--- START Provided data ---
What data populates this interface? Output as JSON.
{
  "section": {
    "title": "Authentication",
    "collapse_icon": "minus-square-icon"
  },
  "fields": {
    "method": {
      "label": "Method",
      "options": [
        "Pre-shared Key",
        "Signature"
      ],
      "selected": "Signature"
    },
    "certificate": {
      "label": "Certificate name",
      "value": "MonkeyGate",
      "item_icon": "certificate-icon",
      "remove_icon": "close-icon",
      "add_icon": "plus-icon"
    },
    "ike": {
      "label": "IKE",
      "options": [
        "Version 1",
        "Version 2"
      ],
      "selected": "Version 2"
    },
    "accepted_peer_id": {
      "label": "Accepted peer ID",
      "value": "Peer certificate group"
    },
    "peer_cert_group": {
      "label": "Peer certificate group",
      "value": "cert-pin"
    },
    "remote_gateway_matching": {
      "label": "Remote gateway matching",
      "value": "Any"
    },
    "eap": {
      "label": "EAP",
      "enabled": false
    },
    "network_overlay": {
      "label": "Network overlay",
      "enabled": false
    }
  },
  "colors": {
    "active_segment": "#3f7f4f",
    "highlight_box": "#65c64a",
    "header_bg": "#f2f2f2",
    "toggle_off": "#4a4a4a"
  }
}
--- END Provided data ---
- **Work instructions**
Repeat each record exactly, leaving nothing out.

- **Finished answer**
What data populates this interface? Output as JSON.
{
  "section": {
    "title": "Authentication",
    "collapse_icon": "minus-square-icon"
  },
  "fields": {
    "method": {
      "label": "Method",
      "options": [
        "Pre-shared Key",
        "Signature"
      ],
      "selected": "Signature"
    },
    "certificate": {
      "label": "Certificate name",
      "value": "MonkeyGate",
      "item_icon": "certificate-icon",
      "remove_icon": "close-icon",
      "add_icon": "plus-icon"
    },
    "ike": {
      "label": "IKE",
      "options": [
        "Version 1",
        "Version 2"
      ],
      "selected": "Version 2"
    },
    "accepted_peer_id": {
      "label": "Accepted peer ID",
      "value": "Peer certificate group"
    },
    "peer_cert_group": {
      "label": "Peer certificate group",
      "value": "cert-pin"
    },
    "remote_gateway_matching": {
      "label": "Remote gateway matching",
      "value": "Any"
    },
    "eap": {
      "label": "EAP",
      "enabled": false
    },
    "network_overlay": {
      "label": "Network overlay",
      "enabled": false
    }
  },
  "colors": {
    "active_segment": "#3f7f4f",
    "highlight_box": "#65c64a",
    "header_bg": "#f2f2f2",
    "toggle_off": "#4a4a4a"
  }
}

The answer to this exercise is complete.